*PROBLEM DETAILS:* Print the entries below in their entirety, exactly as they are written.

%%

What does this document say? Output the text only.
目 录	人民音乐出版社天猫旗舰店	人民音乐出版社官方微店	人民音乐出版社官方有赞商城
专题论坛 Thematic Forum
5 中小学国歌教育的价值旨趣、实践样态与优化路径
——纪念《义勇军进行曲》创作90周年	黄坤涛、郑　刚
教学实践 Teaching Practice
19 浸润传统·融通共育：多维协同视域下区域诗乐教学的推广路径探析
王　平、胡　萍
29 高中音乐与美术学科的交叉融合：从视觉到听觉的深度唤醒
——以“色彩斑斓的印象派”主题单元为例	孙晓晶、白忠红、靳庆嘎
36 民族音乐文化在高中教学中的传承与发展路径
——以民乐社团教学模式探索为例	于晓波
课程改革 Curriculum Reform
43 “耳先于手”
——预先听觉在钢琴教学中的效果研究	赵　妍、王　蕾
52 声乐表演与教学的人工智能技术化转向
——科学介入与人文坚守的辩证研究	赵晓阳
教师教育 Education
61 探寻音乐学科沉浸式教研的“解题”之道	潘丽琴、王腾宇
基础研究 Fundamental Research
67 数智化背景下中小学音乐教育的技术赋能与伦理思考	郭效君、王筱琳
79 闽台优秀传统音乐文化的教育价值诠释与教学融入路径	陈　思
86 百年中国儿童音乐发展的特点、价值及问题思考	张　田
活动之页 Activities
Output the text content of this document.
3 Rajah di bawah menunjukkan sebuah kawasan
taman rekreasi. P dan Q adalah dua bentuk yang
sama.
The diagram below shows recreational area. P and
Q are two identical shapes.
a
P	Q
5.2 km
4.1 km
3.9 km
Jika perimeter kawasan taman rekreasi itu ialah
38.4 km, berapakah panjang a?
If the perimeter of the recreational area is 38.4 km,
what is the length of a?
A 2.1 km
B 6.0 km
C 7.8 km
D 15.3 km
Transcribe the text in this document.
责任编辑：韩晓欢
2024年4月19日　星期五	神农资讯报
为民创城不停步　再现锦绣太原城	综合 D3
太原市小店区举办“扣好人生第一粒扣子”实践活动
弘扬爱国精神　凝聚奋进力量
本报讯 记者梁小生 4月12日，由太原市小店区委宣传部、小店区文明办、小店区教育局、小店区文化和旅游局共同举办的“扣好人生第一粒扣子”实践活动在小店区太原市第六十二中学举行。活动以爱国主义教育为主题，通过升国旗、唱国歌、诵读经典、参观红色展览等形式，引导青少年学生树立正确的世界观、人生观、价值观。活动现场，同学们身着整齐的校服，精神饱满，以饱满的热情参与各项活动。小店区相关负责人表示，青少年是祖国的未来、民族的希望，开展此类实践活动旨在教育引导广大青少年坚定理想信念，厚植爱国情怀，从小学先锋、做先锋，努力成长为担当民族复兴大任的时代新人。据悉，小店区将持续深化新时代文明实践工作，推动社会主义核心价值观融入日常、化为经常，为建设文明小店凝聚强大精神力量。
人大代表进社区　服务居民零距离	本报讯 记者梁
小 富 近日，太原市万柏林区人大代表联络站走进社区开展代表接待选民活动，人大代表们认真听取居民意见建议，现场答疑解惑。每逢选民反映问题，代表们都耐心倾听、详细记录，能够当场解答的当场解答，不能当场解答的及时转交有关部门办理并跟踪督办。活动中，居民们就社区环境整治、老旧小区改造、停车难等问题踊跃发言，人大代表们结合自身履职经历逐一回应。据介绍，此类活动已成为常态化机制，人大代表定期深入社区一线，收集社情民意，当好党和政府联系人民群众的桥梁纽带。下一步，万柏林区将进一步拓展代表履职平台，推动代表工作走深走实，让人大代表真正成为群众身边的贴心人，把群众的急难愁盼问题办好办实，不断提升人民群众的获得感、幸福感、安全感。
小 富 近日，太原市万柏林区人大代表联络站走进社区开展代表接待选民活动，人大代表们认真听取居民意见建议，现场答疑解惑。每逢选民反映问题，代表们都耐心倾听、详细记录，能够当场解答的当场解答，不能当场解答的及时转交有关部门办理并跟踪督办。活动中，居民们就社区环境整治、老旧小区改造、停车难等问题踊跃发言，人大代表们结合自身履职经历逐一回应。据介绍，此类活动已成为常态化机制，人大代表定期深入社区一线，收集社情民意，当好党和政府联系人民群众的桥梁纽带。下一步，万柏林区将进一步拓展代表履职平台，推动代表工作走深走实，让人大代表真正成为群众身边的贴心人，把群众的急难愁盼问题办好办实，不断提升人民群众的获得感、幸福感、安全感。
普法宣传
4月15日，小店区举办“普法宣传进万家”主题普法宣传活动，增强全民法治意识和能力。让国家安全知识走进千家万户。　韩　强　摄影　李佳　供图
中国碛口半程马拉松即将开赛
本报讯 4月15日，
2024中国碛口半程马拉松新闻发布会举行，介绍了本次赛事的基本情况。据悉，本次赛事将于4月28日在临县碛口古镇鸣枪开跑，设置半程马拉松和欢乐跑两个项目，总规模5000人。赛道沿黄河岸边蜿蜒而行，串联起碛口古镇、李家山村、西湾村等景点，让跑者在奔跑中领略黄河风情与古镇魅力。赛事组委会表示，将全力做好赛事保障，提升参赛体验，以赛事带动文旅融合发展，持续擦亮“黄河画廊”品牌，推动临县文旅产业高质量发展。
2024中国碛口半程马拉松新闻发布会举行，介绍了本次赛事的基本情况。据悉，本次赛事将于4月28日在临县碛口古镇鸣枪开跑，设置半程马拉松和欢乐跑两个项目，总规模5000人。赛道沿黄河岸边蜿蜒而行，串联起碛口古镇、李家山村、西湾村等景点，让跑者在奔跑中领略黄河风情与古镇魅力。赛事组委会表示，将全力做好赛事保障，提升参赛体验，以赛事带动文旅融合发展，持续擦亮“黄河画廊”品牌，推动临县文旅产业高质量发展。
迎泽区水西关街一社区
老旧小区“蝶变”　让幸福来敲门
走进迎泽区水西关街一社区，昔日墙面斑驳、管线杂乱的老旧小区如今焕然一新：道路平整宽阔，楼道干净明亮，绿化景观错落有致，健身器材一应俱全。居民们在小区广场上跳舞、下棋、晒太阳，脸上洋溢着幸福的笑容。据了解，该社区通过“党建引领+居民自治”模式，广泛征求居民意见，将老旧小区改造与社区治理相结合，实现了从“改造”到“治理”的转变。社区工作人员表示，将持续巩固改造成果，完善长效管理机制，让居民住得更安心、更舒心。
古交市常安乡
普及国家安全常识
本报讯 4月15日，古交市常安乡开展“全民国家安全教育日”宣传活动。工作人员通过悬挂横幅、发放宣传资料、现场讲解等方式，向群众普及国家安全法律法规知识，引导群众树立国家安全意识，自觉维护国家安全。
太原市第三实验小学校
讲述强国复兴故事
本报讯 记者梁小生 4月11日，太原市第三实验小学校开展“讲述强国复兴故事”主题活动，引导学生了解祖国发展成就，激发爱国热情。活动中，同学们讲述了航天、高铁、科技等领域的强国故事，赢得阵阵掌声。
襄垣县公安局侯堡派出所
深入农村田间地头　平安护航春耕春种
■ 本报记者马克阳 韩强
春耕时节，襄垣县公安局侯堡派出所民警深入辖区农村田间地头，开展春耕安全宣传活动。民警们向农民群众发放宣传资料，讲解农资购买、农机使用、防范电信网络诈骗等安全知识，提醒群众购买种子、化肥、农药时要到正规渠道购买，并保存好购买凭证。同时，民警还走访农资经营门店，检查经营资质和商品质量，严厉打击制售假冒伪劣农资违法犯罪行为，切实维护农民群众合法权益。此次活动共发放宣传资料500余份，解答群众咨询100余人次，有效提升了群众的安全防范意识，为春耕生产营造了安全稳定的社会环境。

%%

*SOLVED EXERCISE:*
What does this document say? Output the text only.
目 录	人民音乐出版社天猫旗舰店	人民音乐出版社官方微店	人民音乐出版社官方有赞商城
专题论坛 Thematic Forum
5 中小学国歌教育的价值旨趣、实践样态与优化路径
——纪念《义勇军进行曲》创作90周年	黄坤涛、郑　刚
教学实践 Teaching Practice
19 浸润传统·融通共育：多维协同视域下区域诗乐教学的推广路径探析
王　平、胡　萍
29 高中音乐与美术学科的交叉融合：从视觉到听觉的深度唤醒
——以“色彩斑斓的印象派”主题单元为例	孙晓晶、白忠红、靳庆嘎
36 民族音乐文化在高中教学中的传承与发展路径
——以民乐社团教学模式探索为例	于晓波
课程改革 Curriculum Reform
43 “耳先于手”
——预先听觉在钢琴教学中的效果研究	赵　妍、王　蕾
52 声乐表演与教学的人工智能技术化转向
——科学介入与人文坚守的辩证研究	赵晓阳
教师教育 Education
61 探寻音乐学科沉浸式教研的“解题”之道	潘丽琴、王腾宇
基础研究 Fundamental Research
67 数智化背景下中小学音乐教育的技术赋能与伦理思考	郭效君、王筱琳
79 闽台优秀传统音乐文化的教育价值诠释与教学融入路径	陈　思
86 百年中国儿童音乐发展的特点、价值及问题思考	张　田
活动之页 Activities
Output the text content of this document.
3 Rajah di bawah menunjukkan sebuah kawasan
taman rekreasi. P dan Q adalah dua bentuk yang
sama.
The diagram below shows recreational area. P and
Q are two identical shapes.
a
P	Q
5.2 km
4.1 km
3.9 km
Jika perimeter kawasan taman rekreasi itu ialah
38.4 km, berapakah panjang a?
If the perimeter of the recreational area is 38.4 km,
what is the length of a?
A 2.1 km
B 6.0 km
C 7.8 km
D 15.3 km
Transcribe the text in this document.
责任编辑：韩晓欢
2024年4月19日　星期五	神农资讯报
为民创城不停步　再现锦绣太原城	综合 D3
太原市小店区举办“扣好人生第一粒扣子”实践活动
弘扬爱国精神　凝聚奋进力量
本报讯 记者梁小生 4月12日，由太原市小店区委宣传部、小店区文明办、小店区教育局、小店区文化和旅游局共同举办的“扣好人生第一粒扣子”实践活动在小店区太原市第六十二中学举行。活动以爱国主义教育为主题，通过升国旗、唱国歌、诵读经典、参观红色展览等形式，引导青少年学生树立正确的世界观、人生观、价值观。活动现场，同学们身着整齐的校服，精神饱满，以饱满的热情参与各项活动。小店区相关负责人表示，青少年是祖国的未来、民族的希望，开展此类实践活动旨在教育引导广大青少年坚定理想信念，厚植爱国情怀，从小学先锋、做先锋，努力成长为担当民族复兴大任的时代新人。据悉，小店区将持续深化新时代文明实践工作，推动社会主义核心价值观融入日常、化为经常，为建设文明小店凝聚强大精神力量。
人大代表进社区　服务居民零距离	本报讯 记者梁
小 富 近日，太原市万柏林区人大代表联络站走进社区开展代表接待选民活动，人大代表们认真听取居民意见建议，现场答疑解惑。每逢选民反映问题，代表们都耐心倾听、详细记录，能够当场解答的当场解答，不能当场解答的及时转交有关部门办理并跟踪督办。活动中，居民们就社区环境整治、老旧小区改造、停车难等问题踊跃发言，人大代表们结合自身履职经历逐一回应。据介绍，此类活动已成为常态化机制，人大代表定期深入社区一线，收集社情民意，当好党和政府联系人民群众的桥梁纽带。下一步，万柏林区将进一步拓展代表履职平台，推动代表工作走深走实，让人大代表真正成为群众身边的贴心人，把群众的急难愁盼问题办好办实，不断提升人民群众的获得感、幸福感、安全感。
小 富 近日，太原市万柏林区人大代表联络站走进社区开展代表接待选民活动，人大代表们认真听取居民意见建议，现场答疑解惑。每逢选民反映问题，代表们都耐心倾听、详细记录，能够当场解答的当场解答，不能当场解答的及时转交有关部门办理并跟踪督办。活动中，居民们就社区环境整治、老旧小区改造、停车难等问题踊跃发言，人大代表们结合自身履职经历逐一回应。据介绍，此类活动已成为常态化机制，人大代表定期深入社区一线，收集社情民意，当好党和政府联系人民群众的桥梁纽带。下一步，万柏林区将进一步拓展代表履职平台，推动代表工作走深走实，让人大代表真正成为群众身边的贴心人，把群众的急难愁盼问题办好办实，不断提升人民群众的获得感、幸福感、安全感。
普法宣传
4月15日，小店区举办“普法宣传进万家”主题普法宣传活动，增强全民法治意识和能力。让国家安全知识走进千家万户。　韩　强　摄影　李佳　供图
中国碛口半程马拉松即将开赛
本报讯 4月15日，
2024中国碛口半程马拉松新闻发布会举行，介绍了本次赛事的基本情况。据悉，本次赛事将于4月28日在临县碛口古镇鸣枪开跑，设置半程马拉松和欢乐跑两个项目，总规模5000人。赛道沿黄河岸边蜿蜒而行，串联起碛口古镇、李家山村、西湾村等景点，让跑者在奔跑中领略黄河风情与古镇魅力。赛事组委会表示，将全力做好赛事保障，提升参赛体验，以赛事带动文旅融合发展，持续擦亮“黄河画廊”品牌，推动临县文旅产业高质量发展。
2024中国碛口半程马拉松新闻发布会举行，介绍了本次赛事的基本情况。据悉，本次赛事将于4月28日在临县碛口古镇鸣枪开跑，设置半程马拉松和欢乐跑两个项目，总规模5000人。赛道沿黄河岸边蜿蜒而行，串联起碛口古镇、李家山村、西湾村等景点，让跑者在奔跑中领略黄河风情与古镇魅力。赛事组委会表示，将全力做好赛事保障，提升参赛体验，以赛事带动文旅融合发展，持续擦亮“黄河画廊”品牌，推动临县文旅产业高质量发展。
迎泽区水西关街一社区
老旧小区“蝶变”　让幸福来敲门
走进迎泽区水西关街一社区，昔日墙面斑驳、管线杂乱的老旧小区如今焕然一新：道路平整宽阔，楼道干净明亮，绿化景观错落有致，健身器材一应俱全。居民们在小区广场上跳舞、下棋、晒太阳，脸上洋溢着幸福的笑容。据了解，该社区通过“党建引领+居民自治”模式，广泛征求居民意见，将老旧小区改造与社区治理相结合，实现了从“改造”到“治理”的转变。社区工作人员表示，将持续巩固改造成果，完善长效管理机制，让居民住得更安心、更舒心。
古交市常安乡
普及国家安全常识
本报讯 4月15日，古交市常安乡开展“全民国家安全教育日”宣传活动。工作人员通过悬挂横幅、发放宣传资料、现场讲解等方式，向群众普及国家安全法律法规知识，引导群众树立国家安全意识，自觉维护国家安全。
太原市第三实验小学校
讲述强国复兴故事
本报讯 记者梁小生 4月11日，太原市第三实验小学校开展“讲述强国复兴故事”主题活动，引导学生了解祖国发展成就，激发爱国热情。活动中，同学们讲述了航天、高铁、科技等领域的强国故事，赢得阵阵掌声。
襄垣县公安局侯堡派出所
深入农村田间地头　平安护航春耕春种
■ 本报记者马克阳 韩强
春耕时节，襄垣县公安局侯堡派出所民警深入辖区农村田间地头，开展春耕安全宣传活动。民警们向农民群众发放宣传资料，讲解农资购买、农机使用、防范电信网络诈骗等安全知识，提醒群众购买种子、化肥、农药时要到正规渠道购买，并保存好购买凭证。同时，民警还走访农资经营门店，检查经营资质和商品质量，严厉打击制售假冒伪劣农资违法犯罪行为，切实维护农民群众合法权益。此次活动共发放宣传资料500余份，解答群众咨询100余人次，有效提升了群众的安全防范意识，为春耕生产营造了安全稳定的社会环境。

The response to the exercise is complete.